Provided records:
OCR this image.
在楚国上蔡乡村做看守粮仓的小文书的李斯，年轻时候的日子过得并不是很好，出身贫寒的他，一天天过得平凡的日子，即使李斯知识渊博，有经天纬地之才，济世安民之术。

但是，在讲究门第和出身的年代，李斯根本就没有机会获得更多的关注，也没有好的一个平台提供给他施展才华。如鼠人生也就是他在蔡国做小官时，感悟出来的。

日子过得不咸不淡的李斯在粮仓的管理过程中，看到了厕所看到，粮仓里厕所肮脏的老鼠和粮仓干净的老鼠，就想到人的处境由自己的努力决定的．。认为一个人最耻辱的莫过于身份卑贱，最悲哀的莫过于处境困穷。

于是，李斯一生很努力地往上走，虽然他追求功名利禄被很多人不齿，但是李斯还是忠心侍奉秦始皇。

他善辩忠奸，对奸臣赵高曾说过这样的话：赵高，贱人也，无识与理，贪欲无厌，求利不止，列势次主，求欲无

Short problem: Reproduce the data in full, exactly as presented.

Final result:
OCR this image.
在楚国上蔡乡村做看守粮仓的小文书的李斯，年轻时候的日子过得并不是很好，出身贫寒的他，一天天过得平凡的日子，即使李斯知识渊博，有经天纬地之才，济世安民之术。

但是，在讲究门第和出身的年代，李斯根本就没有机会获得更多的关注，也没有好的一个平台提供给他施展才华。如鼠人生也就是他在蔡国做小官时，感悟出来的。

日子过得不咸不淡的李斯在粮仓的管理过程中，看到了厕所看到，粮仓里厕所肮脏的老鼠和粮仓干净的老鼠，就想到人的处境由自己的努力决定的．。认为一个人最耻辱的莫过于身份卑贱，最悲哀的莫过于处境困穷。

于是，李斯一生很努力地往上走，虽然他追求功名利禄被很多人不齿，但是李斯还是忠心侍奉秦始皇。

他善辩忠奸，对奸臣赵高曾说过这样的话：赵高，贱人也，无识与理，贪欲无厌，求利不止，列势次主，求欲无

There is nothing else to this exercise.